Records from a dataset
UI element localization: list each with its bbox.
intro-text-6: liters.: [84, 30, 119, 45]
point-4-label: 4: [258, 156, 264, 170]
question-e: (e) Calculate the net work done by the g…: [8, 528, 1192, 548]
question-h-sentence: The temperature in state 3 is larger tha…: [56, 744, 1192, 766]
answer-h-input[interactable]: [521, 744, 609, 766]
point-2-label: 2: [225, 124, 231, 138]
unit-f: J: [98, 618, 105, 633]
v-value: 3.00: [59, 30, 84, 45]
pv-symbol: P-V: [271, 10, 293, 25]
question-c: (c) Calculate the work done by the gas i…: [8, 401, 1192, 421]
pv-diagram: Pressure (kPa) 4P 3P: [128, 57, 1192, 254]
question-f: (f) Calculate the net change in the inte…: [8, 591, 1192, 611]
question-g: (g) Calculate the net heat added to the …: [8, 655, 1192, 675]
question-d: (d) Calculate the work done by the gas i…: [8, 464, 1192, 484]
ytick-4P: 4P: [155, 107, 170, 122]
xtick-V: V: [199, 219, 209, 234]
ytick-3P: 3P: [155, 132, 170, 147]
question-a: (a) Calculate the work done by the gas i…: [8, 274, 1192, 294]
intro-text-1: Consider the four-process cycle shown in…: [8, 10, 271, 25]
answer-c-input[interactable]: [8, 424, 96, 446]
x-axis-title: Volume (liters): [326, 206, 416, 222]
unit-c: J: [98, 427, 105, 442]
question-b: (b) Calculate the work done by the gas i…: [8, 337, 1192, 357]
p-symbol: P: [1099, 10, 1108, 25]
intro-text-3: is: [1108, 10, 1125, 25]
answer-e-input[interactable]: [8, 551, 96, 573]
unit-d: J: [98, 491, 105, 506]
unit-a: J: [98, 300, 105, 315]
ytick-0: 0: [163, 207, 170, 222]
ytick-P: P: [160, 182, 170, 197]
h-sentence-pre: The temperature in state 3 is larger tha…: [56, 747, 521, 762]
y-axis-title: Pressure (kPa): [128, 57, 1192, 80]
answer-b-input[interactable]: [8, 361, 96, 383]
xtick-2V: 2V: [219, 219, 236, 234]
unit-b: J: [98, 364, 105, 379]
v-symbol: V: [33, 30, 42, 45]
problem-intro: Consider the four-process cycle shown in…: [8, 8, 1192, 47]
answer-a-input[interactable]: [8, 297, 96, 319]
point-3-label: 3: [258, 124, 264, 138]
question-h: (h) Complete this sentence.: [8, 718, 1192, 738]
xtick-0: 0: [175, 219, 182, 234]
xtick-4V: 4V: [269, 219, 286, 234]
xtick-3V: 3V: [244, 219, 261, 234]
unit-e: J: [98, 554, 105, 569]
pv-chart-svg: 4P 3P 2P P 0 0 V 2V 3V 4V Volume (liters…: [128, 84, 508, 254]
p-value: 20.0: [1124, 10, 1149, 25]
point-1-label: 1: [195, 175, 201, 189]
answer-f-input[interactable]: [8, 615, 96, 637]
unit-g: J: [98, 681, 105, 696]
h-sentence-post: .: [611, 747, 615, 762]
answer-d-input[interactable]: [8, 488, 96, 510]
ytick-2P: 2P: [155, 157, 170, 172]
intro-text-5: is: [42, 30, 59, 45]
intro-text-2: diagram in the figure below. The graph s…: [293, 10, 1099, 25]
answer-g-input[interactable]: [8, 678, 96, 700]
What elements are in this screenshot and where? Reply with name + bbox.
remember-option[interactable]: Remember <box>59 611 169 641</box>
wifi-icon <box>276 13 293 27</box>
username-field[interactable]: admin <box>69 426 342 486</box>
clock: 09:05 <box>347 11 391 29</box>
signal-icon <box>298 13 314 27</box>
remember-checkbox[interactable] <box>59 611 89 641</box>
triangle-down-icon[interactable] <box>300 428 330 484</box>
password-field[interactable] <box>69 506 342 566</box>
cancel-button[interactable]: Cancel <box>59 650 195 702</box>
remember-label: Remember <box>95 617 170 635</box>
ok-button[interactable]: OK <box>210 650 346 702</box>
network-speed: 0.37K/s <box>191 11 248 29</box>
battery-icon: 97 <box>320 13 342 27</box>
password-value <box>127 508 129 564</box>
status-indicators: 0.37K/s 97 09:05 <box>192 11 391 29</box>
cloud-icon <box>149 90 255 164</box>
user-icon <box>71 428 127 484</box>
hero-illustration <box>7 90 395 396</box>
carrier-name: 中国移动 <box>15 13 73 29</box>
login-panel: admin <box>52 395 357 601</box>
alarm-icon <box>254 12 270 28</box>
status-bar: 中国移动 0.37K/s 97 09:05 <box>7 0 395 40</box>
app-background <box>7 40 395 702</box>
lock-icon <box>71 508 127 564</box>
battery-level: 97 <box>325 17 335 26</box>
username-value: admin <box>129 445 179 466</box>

Short problem >>
Rewrite the items from the start through the line with "v-value: 3.00: [59, 30, 84, 45]", including that line, with "bbox" changed to "bounding box" and nothing else altered.

Written answer >>
UI element localization: list each with its bounding box.
intro-text-6: liters.: [84, 30, 119, 45]
point-4-label: 4: [258, 156, 264, 170]
question-e: (e) Calculate the net work done by the g…: [8, 528, 1192, 548]
question-h-sentence: The temperature in state 3 is larger tha…: [56, 744, 1192, 766]
answer-h-input[interactable]: [521, 744, 609, 766]
point-2-label: 2: [225, 124, 231, 138]
unit-f: J: [98, 618, 105, 633]
v-value: 3.00: [59, 30, 84, 45]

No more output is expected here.